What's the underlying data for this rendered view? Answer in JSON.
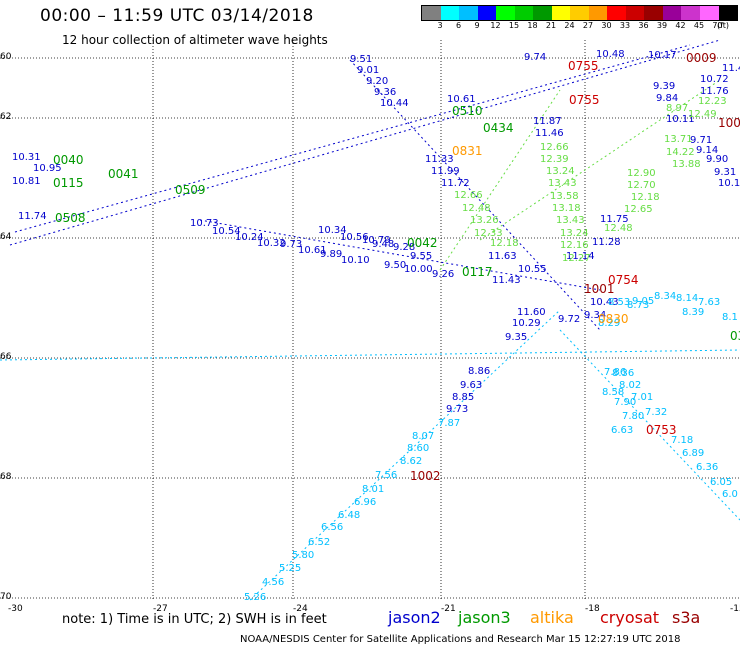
{
  "header": {
    "title": "00:00 – 11:59 UTC 03/14/2018",
    "subtitle": "12 hour collection of altimeter wave heights"
  },
  "colorbar": {
    "colors": [
      "#808080",
      "#00ffff",
      "#00bfff",
      "#0000ff",
      "#00ff00",
      "#00cc00",
      "#009900",
      "#ffff00",
      "#ffcc00",
      "#ff9900",
      "#ff0000",
      "#cc0000",
      "#990000",
      "#990099",
      "#cc33cc",
      "#ff66ff",
      "#000000"
    ],
    "ticks": [
      "3",
      "6",
      "9",
      "12",
      "15",
      "18",
      "21",
      "24",
      "27",
      "30",
      "33",
      "36",
      "39",
      "42",
      "45",
      "70"
    ],
    "unit": "(ft)"
  },
  "axes": {
    "lon_labels": [
      "-30",
      "-27",
      "-24",
      "-21",
      "-18",
      "-15"
    ],
    "lat_labels": [
      "60",
      "62",
      "64",
      "66",
      "68",
      "70"
    ]
  },
  "footer": {
    "note": "note: 1) Time is in UTC; 2) SWH is in feet",
    "legend": [
      {
        "name": "jason2",
        "color": "#0000cc"
      },
      {
        "name": "jason3",
        "color": "#009900"
      },
      {
        "name": "altika",
        "color": "#ff9900"
      },
      {
        "name": "cryosat",
        "color": "#cc0000"
      },
      {
        "name": "s3a",
        "color": "#990000"
      }
    ],
    "credit": "NOAA/NESDIS Center for Satellite Applications and Research     Mar 15 12:27:19 UTC 2018"
  },
  "map_labels": [
    {
      "t": "9.51",
      "c": "#0000cc"
    },
    {
      "t": "9.01",
      "c": "#0000cc"
    },
    {
      "t": "9.20",
      "c": "#0000cc"
    },
    {
      "t": "9.36",
      "c": "#0000cc"
    },
    {
      "t": "10.44",
      "c": "#0000cc"
    },
    {
      "t": "10.61",
      "c": "#0000cc"
    },
    {
      "t": "9.74",
      "c": "#0000cc"
    },
    {
      "t": "10.48",
      "c": "#0000cc"
    },
    {
      "t": "10.17",
      "c": "#0000cc"
    },
    {
      "t": "11.4",
      "c": "#0000cc"
    },
    {
      "t": "10.72",
      "c": "#0000cc"
    },
    {
      "t": "11.76",
      "c": "#0000cc"
    },
    {
      "t": "9.39",
      "c": "#0000cc"
    },
    {
      "t": "9.84",
      "c": "#0000cc"
    },
    {
      "t": "10.11",
      "c": "#0000cc"
    },
    {
      "t": "9.71",
      "c": "#0000cc"
    },
    {
      "t": "9.14",
      "c": "#0000cc"
    },
    {
      "t": "9.90",
      "c": "#0000cc"
    },
    {
      "t": "9.31",
      "c": "#0000cc"
    },
    {
      "t": "10.1",
      "c": "#0000cc"
    },
    {
      "t": "10.31",
      "c": "#0000cc"
    },
    {
      "t": "10.95",
      "c": "#0000cc"
    },
    {
      "t": "10.81",
      "c": "#0000cc"
    },
    {
      "t": "11.74",
      "c": "#0000cc"
    },
    {
      "t": "11.33",
      "c": "#0000cc"
    },
    {
      "t": "11.99",
      "c": "#0000cc"
    },
    {
      "t": "11.72",
      "c": "#0000cc"
    },
    {
      "t": "11.87",
      "c": "#0000cc"
    },
    {
      "t": "11.46",
      "c": "#0000cc"
    },
    {
      "t": "10.73",
      "c": "#0000cc"
    },
    {
      "t": "10.54",
      "c": "#0000cc"
    },
    {
      "t": "10.24",
      "c": "#0000cc"
    },
    {
      "t": "10.32",
      "c": "#0000cc"
    },
    {
      "t": "9.73",
      "c": "#0000cc"
    },
    {
      "t": "10.61",
      "c": "#0000cc"
    },
    {
      "t": "10.34",
      "c": "#0000cc"
    },
    {
      "t": "10.56",
      "c": "#0000cc"
    },
    {
      "t": "10.79",
      "c": "#0000cc"
    },
    {
      "t": "9.48",
      "c": "#0000cc"
    },
    {
      "t": "9.28",
      "c": "#0000cc"
    },
    {
      "t": "9.55",
      "c": "#0000cc"
    },
    {
      "t": "9.89",
      "c": "#0000cc"
    },
    {
      "t": "10.10",
      "c": "#0000cc"
    },
    {
      "t": "9.50",
      "c": "#0000cc"
    },
    {
      "t": "10.00",
      "c": "#0000cc"
    },
    {
      "t": "9.26",
      "c": "#0000cc"
    },
    {
      "t": "11.63",
      "c": "#0000cc"
    },
    {
      "t": "10.55",
      "c": "#0000cc"
    },
    {
      "t": "11.43",
      "c": "#0000cc"
    },
    {
      "t": "11.60",
      "c": "#0000cc"
    },
    {
      "t": "10.29",
      "c": "#0000cc"
    },
    {
      "t": "9.35",
      "c": "#0000cc"
    },
    {
      "t": "9.72",
      "c": "#0000cc"
    },
    {
      "t": "9.34",
      "c": "#0000cc"
    },
    {
      "t": "10.43",
      "c": "#0000cc"
    },
    {
      "t": "8.86",
      "c": "#0000cc"
    },
    {
      "t": "9.63",
      "c": "#0000cc"
    },
    {
      "t": "8.85",
      "c": "#0000cc"
    },
    {
      "t": "9.73",
      "c": "#0000cc"
    },
    {
      "t": "11.75",
      "c": "#0000cc"
    },
    {
      "t": "11.28",
      "c": "#0000cc"
    },
    {
      "t": "11.14",
      "c": "#0000cc"
    },
    {
      "t": "7.87",
      "c": "#00bfff"
    },
    {
      "t": "8.07",
      "c": "#00bfff"
    },
    {
      "t": "8.60",
      "c": "#00bfff"
    },
    {
      "t": "8.62",
      "c": "#00bfff"
    },
    {
      "t": "7.56",
      "c": "#00bfff"
    },
    {
      "t": "8.01",
      "c": "#00bfff"
    },
    {
      "t": "6.96",
      "c": "#00bfff"
    },
    {
      "t": "6.48",
      "c": "#00bfff"
    },
    {
      "t": "6.56",
      "c": "#00bfff"
    },
    {
      "t": "6.52",
      "c": "#00bfff"
    },
    {
      "t": "5.80",
      "c": "#00bfff"
    },
    {
      "t": "5.25",
      "c": "#00bfff"
    },
    {
      "t": "4.56",
      "c": "#00bfff"
    },
    {
      "t": "5.26",
      "c": "#00bfff"
    },
    {
      "t": "7.86",
      "c": "#00bfff"
    },
    {
      "t": "8.36",
      "c": "#00bfff"
    },
    {
      "t": "8.02",
      "c": "#00bfff"
    },
    {
      "t": "8.58",
      "c": "#00bfff"
    },
    {
      "t": "7.01",
      "c": "#00bfff"
    },
    {
      "t": "7.90",
      "c": "#00bfff"
    },
    {
      "t": "7.32",
      "c": "#00bfff"
    },
    {
      "t": "7.80",
      "c": "#00bfff"
    },
    {
      "t": "6.63",
      "c": "#00bfff"
    },
    {
      "t": "7.18",
      "c": "#00bfff"
    },
    {
      "t": "6.89",
      "c": "#00bfff"
    },
    {
      "t": "6.36",
      "c": "#00bfff"
    },
    {
      "t": "6.05",
      "c": "#00bfff"
    },
    {
      "t": "6.0",
      "c": "#00bfff"
    },
    {
      "t": "8.34",
      "c": "#00bfff"
    },
    {
      "t": "8.14",
      "c": "#00bfff"
    },
    {
      "t": "7.63",
      "c": "#00bfff"
    },
    {
      "t": "8.53",
      "c": "#00bfff"
    },
    {
      "t": "8.73",
      "c": "#00bfff"
    },
    {
      "t": "8.39",
      "c": "#00bfff"
    },
    {
      "t": "8.1",
      "c": "#00bfff"
    },
    {
      "t": "9.05",
      "c": "#00bfff"
    },
    {
      "t": "8.29",
      "c": "#00bfff"
    },
    {
      "t": "12.23",
      "c": "#66dd44"
    },
    {
      "t": "12.49",
      "c": "#66dd44"
    },
    {
      "t": "8.97",
      "c": "#66dd44"
    },
    {
      "t": "12.66",
      "c": "#66dd44"
    },
    {
      "t": "12.39",
      "c": "#66dd44"
    },
    {
      "t": "13.24",
      "c": "#66dd44"
    },
    {
      "t": "13.43",
      "c": "#66dd44"
    },
    {
      "t": "13.58",
      "c": "#66dd44"
    },
    {
      "t": "13.18",
      "c": "#66dd44"
    },
    {
      "t": "13.43",
      "c": "#66dd44"
    },
    {
      "t": "13.24",
      "c": "#66dd44"
    },
    {
      "t": "12.16",
      "c": "#66dd44"
    },
    {
      "t": "12.27",
      "c": "#66dd44"
    },
    {
      "t": "12.66",
      "c": "#66dd44"
    },
    {
      "t": "12.48",
      "c": "#66dd44"
    },
    {
      "t": "13.26",
      "c": "#66dd44"
    },
    {
      "t": "12.33",
      "c": "#66dd44"
    },
    {
      "t": "12.18",
      "c": "#66dd44"
    },
    {
      "t": "13.71",
      "c": "#66dd44"
    },
    {
      "t": "14.22",
      "c": "#66dd44"
    },
    {
      "t": "13.88",
      "c": "#66dd44"
    },
    {
      "t": "12.90",
      "c": "#66dd44"
    },
    {
      "t": "12.70",
      "c": "#66dd44"
    },
    {
      "t": "12.18",
      "c": "#66dd44"
    },
    {
      "t": "12.65",
      "c": "#66dd44"
    },
    {
      "t": "12.48",
      "c": "#66dd44"
    },
    {
      "t": "0040",
      "c": "#009900"
    },
    {
      "t": "0115",
      "c": "#009900"
    },
    {
      "t": "0041",
      "c": "#009900"
    },
    {
      "t": "0509",
      "c": "#009900"
    },
    {
      "t": "0508",
      "c": "#009900"
    },
    {
      "t": "0510",
      "c": "#009900"
    },
    {
      "t": "0042",
      "c": "#009900"
    },
    {
      "t": "0117",
      "c": "#009900"
    },
    {
      "t": "0314",
      "c": "#009900"
    },
    {
      "t": "0434",
      "c": "#009900"
    },
    {
      "t": "0831",
      "c": "#ff9900"
    },
    {
      "t": "0830",
      "c": "#ff9900"
    },
    {
      "t": "0755",
      "c": "#cc0000"
    },
    {
      "t": "0755",
      "c": "#cc0000"
    },
    {
      "t": "0754",
      "c": "#cc0000"
    },
    {
      "t": "0753",
      "c": "#cc0000"
    },
    {
      "t": "1001",
      "c": "#990000"
    },
    {
      "t": "1002",
      "c": "#990000"
    },
    {
      "t": "0009",
      "c": "#990000"
    },
    {
      "t": "100",
      "c": "#990000"
    }
  ]
}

:: What the exercise asks ::
Copy all lines from the listing that contain "name".

:: Solution to this task ::
        "name": "jason2",
        "name": "jason3",
        "name": "altika",
        "name": "cryosat",
        "name": "s3a",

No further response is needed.